Самый большой зал представляет собой условный дом с множеством окошек — произведений разных художников, так или иначе тематизирующих окно, границу между «здесь» и «там», то проницаемую, то глухую. Сюрреалистический вид этому жилищу придают две натуральные лодки, подвешенные под самый потолок, с фигурами спасателей в плащах химзащиты и противогазах. Тех, кто внизу, эта инсталляция Марии Сафроновой и Антона Кузнецова окликает самим своим названием — «Кто хочет остаться?». А внизу — суета, поиски спасения. Пути к нему знали еще гротескные персонажи из альбомов Ильи Кабаков 1970-х годов — «маленькие люди», которым в их несчастьях и страхах по мере перелистывания альбома, под голоса других персонажей вдруг открывался простор потустороннего. Таков его «Вокноглядящий Архипов», запертый в больничной палате; врачи говорят, что он безнадежен, хотя и случаются периоды улучшения: на листах виды повседневной жизни за окном постепенно исчезают, уступая место пустоте, заполняемой крыльями ангелов. Свежая серия черно-белых гуашей Хаима Сокола тоже связана с окном, через которое в жилище художника наведывается ворон, время от времени принимающий не то ангельский, не то человеческий облик.
Окна, детали интерьера мелькают в желто-синих кадрах Тимофея Парщикова из серии Sad.O.K.Super, где они перемежаются с видами опустевшей карантинной Москвы. Обрабатывая фотографии, он использовал программу, увеличивающую микроконтрасты: искажения смотрятся метафорой неопределенности, тревоги, эмоциональных перепадов, выраженных в названии серии.
А вот окна другого рода, с которыми мы особенно свыклись в карантин: инсталляция Игоря Самолета «Проснулся уже уставшим» — дневник, составленный из скриншотов экрана айфона. Фотографии, фрагменты видео, чаты, плей-листы, соцсети — шквал цифровой реальности, морок которой, даже отпечатанный в виде крупноформатных кадров, искрится непосредственными эмоциями. Впрочем, и к этой реальности задолго до цифровизации подступались художники концептуального круга: «Окна» Ивана Чуйкова, написанные не на холстах, а поверх настоящих окон, или фразы, выстраивающиеся в перспективу на полотнах Эрика Булатова (его картина «То-то и оно» — одна из визуальных доминант выставки), лишали иллюзорности плоскость холста под стать тому, как выворачивает айфонную реальность Игорь Самолет.

-=-=-

Что нужно сделать:
[a] Изложите текст о выставке в двух предложениях.
[b] Продолжите текст о выставке, начав сразу после его последнего предложения.

Данные анализа разметки документа
-=-=-

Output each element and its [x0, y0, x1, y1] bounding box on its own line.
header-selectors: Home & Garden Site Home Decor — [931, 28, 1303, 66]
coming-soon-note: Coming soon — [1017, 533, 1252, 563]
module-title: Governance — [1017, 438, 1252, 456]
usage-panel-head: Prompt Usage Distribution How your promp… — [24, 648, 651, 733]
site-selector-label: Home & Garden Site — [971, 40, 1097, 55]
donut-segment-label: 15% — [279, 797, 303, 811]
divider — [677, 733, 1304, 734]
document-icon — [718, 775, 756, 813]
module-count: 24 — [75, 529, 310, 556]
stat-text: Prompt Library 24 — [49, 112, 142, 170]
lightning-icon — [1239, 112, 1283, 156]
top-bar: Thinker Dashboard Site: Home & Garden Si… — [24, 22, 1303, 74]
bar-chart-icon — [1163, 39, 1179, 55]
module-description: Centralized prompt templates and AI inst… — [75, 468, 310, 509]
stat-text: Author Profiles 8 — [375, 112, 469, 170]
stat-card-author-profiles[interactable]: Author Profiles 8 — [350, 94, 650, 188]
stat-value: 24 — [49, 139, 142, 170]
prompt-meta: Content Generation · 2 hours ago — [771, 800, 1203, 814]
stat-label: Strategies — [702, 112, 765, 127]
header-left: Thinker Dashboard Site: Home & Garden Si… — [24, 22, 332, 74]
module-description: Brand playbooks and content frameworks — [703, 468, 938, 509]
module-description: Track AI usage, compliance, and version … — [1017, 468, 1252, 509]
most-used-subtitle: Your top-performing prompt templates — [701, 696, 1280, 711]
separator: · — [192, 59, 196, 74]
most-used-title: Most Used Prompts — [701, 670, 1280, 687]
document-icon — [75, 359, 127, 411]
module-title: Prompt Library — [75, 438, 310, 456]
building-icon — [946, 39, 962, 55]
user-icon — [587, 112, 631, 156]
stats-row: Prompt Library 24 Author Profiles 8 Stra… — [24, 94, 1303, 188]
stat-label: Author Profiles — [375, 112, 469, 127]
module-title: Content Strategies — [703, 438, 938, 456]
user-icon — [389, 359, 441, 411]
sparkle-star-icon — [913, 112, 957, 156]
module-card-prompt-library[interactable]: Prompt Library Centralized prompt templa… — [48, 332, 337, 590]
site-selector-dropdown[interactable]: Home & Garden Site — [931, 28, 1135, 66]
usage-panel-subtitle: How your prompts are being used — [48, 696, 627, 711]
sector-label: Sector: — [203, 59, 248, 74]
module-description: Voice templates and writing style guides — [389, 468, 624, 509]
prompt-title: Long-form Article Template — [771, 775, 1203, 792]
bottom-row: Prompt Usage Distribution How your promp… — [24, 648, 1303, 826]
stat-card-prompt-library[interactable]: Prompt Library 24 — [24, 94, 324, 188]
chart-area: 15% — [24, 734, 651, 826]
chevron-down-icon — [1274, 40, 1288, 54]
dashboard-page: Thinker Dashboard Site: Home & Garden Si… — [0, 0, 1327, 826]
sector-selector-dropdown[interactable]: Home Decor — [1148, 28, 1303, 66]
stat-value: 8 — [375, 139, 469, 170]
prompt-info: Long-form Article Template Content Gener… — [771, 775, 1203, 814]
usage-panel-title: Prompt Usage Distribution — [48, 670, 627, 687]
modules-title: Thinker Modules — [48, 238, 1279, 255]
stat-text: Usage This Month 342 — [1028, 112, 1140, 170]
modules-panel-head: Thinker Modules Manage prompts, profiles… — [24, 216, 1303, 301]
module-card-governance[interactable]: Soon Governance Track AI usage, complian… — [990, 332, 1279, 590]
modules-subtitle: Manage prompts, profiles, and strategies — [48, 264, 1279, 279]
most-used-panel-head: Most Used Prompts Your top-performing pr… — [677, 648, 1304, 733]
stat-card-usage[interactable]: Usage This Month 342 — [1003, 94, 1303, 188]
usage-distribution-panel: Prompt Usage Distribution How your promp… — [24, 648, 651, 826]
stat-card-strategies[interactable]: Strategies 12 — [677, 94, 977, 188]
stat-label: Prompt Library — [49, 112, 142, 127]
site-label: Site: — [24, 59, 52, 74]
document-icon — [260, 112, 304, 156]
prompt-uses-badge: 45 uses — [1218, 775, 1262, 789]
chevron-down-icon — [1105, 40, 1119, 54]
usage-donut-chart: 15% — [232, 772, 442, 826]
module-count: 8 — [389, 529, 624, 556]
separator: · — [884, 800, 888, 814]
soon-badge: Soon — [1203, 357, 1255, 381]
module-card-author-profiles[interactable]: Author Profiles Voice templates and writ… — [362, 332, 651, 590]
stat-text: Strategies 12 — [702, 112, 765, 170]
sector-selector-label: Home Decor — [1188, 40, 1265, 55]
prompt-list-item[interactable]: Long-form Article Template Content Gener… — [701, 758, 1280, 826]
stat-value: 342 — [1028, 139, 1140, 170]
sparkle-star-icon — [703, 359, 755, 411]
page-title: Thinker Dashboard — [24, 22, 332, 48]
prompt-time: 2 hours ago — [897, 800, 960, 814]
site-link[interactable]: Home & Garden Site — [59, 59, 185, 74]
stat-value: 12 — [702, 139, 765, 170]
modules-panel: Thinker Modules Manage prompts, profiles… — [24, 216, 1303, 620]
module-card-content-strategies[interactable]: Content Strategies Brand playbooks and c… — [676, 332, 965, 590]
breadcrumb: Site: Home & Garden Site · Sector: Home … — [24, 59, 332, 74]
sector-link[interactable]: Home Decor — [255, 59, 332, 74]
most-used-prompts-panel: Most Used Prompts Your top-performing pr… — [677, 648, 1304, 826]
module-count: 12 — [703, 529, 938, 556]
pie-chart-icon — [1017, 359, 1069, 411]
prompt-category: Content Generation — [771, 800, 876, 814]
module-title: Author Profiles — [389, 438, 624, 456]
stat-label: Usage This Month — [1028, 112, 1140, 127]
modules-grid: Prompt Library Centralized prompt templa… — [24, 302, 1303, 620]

-=-=-

Ответы:
[a] Самый большой зал выставки представляет собой условный дом с множеством окошек: в нем собраны работы разных художников, так или иначе связанные с окном как границей между «здесь» и «там», а под потолком подвешены две лодки со спасателями из инсталляции Марии Сафроновой и Антона Кузнецова «Кто хочет остаться?». В тексте описаны также альбомы Ильи Кабакова 1970-х годов, гуаши Хаима Сокола, фотографии Тимофея Парщикова, дневник Игоря Самолета из скриншотов экрана айфона, «Окна» Ивана Чуйкова и картина Эрика Булатова «То-то и оно».

[b]
Графическая серия Никиты Алексеева «Кости и камни» изображает мусор, собранный в ремонтируемой мастерской,— чем не метафора постапокалипсиса? Но ветки, по форме напоминающие кости, и разного рода камушки сложились в филигранно нарисованные метафизические композиции, будто звучащие поэзией,— эта серия стала последней в жизни художника.
Опыт фотографа Сергея Браткова, прошлой зимой впервые угодившего в больницу, скорее не экзистенциального, а художественного свойства. Его айфонная серия (до этого художник пользовался кнопочным телефоном) — хулигански, порой до неузнаваемости подрисованные кадры больничной хроники: капельница, тело во время процедур, потолки, коридоры, спинка кровати.
А о том, каково художникам на карантине было выживать в финансовом смысле, напоминает серия человеческих фигурок из хлебного мякиша Андрея Кузькина. Он предложил через Facebook делать такие скульптурные портреты на заказ, оставив размер гонорара на усмотрение заказчиков. Судя по всему, дело пошло. Каждая из двенадцати фигурок помещена в гипсовую нишу, и, несмотря на несколько скорбный общий вид композиции, они выглядят довольно забавным напоминанием о домашнем заточении.
Коль уж сравнивать эпохи и обстоятельства, то как в 1970-е годы трудно было представить, чем (и когда) закончится железный занавес, так и сейчас трудно загадывать насчет последствий пандемии. Но, похоже, «Тень души» все-таки оборачивает это сравнение утешительным прогнозом.